• **Excerpted data**:
>>>>

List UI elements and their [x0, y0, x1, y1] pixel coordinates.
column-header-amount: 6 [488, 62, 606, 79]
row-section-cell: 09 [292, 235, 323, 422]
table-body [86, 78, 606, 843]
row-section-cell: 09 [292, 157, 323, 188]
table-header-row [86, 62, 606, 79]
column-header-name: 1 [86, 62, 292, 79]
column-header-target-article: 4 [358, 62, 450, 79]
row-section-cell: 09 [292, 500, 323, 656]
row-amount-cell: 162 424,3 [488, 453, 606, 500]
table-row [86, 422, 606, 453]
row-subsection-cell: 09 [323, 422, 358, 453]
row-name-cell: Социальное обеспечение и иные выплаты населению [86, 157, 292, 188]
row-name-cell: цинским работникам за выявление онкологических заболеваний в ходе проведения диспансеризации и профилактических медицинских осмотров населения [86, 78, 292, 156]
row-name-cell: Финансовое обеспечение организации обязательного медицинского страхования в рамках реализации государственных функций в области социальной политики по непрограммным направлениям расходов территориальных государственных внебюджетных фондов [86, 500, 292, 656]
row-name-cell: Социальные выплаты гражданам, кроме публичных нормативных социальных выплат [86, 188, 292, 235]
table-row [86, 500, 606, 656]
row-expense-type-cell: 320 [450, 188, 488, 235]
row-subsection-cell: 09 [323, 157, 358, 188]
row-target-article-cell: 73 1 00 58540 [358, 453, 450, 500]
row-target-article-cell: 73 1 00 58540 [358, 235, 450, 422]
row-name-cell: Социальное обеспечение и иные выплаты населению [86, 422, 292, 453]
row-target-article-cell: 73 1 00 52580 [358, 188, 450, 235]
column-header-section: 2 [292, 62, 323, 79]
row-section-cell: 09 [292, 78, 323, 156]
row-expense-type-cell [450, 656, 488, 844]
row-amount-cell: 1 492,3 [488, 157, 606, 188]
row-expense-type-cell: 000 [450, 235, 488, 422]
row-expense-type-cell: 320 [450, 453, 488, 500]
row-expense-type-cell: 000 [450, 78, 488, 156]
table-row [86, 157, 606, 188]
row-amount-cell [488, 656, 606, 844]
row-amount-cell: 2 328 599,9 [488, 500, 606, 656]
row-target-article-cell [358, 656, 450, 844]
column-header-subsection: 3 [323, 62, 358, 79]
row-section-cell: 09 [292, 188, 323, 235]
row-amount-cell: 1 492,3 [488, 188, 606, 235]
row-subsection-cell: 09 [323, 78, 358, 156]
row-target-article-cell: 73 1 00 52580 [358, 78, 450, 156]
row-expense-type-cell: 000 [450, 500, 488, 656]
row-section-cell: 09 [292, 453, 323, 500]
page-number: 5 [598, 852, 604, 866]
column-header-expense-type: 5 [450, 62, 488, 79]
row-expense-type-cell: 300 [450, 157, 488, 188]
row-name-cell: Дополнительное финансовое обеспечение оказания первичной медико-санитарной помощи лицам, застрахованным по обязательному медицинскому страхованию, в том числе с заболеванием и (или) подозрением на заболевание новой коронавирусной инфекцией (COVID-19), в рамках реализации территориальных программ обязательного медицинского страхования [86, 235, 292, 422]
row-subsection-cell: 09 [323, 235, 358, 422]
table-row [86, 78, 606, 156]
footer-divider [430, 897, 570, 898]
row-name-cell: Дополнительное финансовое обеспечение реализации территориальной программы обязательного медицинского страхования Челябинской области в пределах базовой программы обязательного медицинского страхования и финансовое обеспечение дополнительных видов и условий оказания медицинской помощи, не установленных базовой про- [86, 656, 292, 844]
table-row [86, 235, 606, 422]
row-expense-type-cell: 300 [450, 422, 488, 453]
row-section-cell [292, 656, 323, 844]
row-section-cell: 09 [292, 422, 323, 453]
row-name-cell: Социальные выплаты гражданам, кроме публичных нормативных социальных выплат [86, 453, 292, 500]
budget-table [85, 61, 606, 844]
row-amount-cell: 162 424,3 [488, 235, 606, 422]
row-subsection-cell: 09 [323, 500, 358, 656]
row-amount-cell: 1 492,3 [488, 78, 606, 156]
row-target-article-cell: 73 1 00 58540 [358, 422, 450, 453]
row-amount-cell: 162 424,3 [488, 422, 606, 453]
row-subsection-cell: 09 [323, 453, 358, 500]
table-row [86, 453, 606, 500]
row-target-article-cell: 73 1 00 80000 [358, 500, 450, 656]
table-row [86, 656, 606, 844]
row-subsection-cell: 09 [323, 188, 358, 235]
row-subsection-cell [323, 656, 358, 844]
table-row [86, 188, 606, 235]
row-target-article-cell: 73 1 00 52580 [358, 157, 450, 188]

<<<<
>>>>

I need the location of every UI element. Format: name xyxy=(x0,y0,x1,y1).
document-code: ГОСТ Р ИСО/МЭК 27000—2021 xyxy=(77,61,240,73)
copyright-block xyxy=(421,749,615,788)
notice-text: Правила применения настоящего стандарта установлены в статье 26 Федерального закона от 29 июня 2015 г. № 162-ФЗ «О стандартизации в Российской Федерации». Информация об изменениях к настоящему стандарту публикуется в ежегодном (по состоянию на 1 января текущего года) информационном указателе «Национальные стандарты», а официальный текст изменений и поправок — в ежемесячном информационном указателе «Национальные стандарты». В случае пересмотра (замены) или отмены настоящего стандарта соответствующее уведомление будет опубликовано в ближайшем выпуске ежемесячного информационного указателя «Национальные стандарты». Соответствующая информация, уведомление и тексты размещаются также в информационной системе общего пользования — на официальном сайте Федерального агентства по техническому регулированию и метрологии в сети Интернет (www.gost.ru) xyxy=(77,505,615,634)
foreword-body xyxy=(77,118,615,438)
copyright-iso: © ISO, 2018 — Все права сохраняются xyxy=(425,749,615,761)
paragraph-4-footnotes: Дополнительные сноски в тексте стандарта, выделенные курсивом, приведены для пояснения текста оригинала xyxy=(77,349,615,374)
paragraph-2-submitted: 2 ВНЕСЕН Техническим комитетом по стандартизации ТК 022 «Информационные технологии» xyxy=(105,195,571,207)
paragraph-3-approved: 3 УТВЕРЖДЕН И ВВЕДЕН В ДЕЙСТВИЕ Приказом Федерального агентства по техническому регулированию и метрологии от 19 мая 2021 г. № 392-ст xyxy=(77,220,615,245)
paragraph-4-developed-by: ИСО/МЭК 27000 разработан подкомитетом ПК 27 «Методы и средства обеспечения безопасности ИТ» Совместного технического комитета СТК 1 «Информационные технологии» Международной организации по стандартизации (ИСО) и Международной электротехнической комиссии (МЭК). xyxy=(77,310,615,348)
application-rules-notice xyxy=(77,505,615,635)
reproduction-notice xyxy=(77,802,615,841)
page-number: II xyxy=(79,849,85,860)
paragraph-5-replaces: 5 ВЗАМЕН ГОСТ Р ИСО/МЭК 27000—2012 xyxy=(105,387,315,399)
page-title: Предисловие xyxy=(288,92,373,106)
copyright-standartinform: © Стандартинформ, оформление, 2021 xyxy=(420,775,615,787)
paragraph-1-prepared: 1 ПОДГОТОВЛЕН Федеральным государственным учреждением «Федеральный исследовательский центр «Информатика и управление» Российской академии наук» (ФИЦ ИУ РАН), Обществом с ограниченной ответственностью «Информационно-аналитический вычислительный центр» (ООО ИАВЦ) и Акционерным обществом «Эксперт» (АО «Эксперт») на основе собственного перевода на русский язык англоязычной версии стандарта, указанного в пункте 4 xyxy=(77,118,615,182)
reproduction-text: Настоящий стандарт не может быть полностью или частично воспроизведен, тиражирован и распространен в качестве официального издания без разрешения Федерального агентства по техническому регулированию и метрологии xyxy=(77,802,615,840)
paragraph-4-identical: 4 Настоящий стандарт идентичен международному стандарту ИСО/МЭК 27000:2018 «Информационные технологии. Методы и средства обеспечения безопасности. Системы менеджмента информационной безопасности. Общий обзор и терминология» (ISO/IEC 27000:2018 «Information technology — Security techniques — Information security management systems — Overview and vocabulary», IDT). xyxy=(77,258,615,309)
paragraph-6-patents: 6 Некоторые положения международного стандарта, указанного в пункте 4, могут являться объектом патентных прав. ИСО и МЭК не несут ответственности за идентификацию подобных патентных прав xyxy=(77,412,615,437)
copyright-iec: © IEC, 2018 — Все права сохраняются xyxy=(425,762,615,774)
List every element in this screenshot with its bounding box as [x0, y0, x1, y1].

<<<<
>>>>

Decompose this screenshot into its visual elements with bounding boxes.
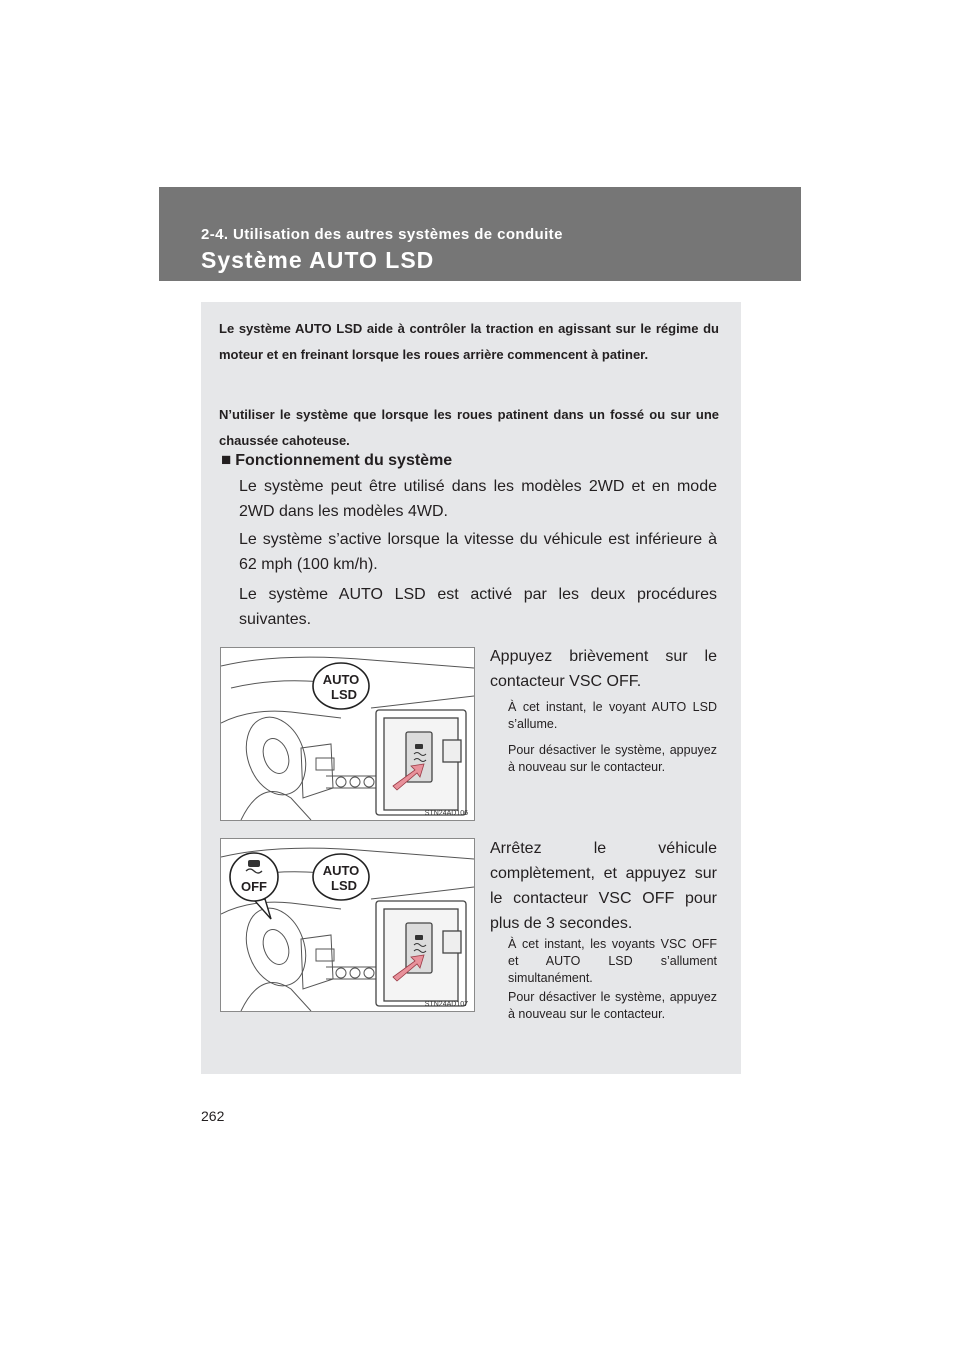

<<<<

• **Task statement**: Rewrite the lines above, from the line containing "List UI elements" through the line containing "row-section-cell: 09 [292, 500, 323, 656]", inclusive, as a Markdown table with the columns "No." and "Line", omitting blank lines.

• **Problem solution**:
| No. | Line |
|---|---|
| 1 | List UI elements and their [x0, y0, x1, y1] pixel coordinates. |
| 2 | column-header-amount: 6 [488, 62, 606, 79] |
| 3 | row-section-cell: 09 [292, 235, 323, 422] |
| 4 | table-body [86, 78, 606, 843] |
| 5 | row-section-cell: 09 [292, 157, 323, 188] |
| 6 | table-header-row [86, 62, 606, 79] |
| 7 | column-header-name: 1 [86, 62, 292, 79] |
| 8 | column-header-target-article: 4 [358, 62, 450, 79] |
| 9 | row-section-cell: 09 [292, 500, 323, 656] |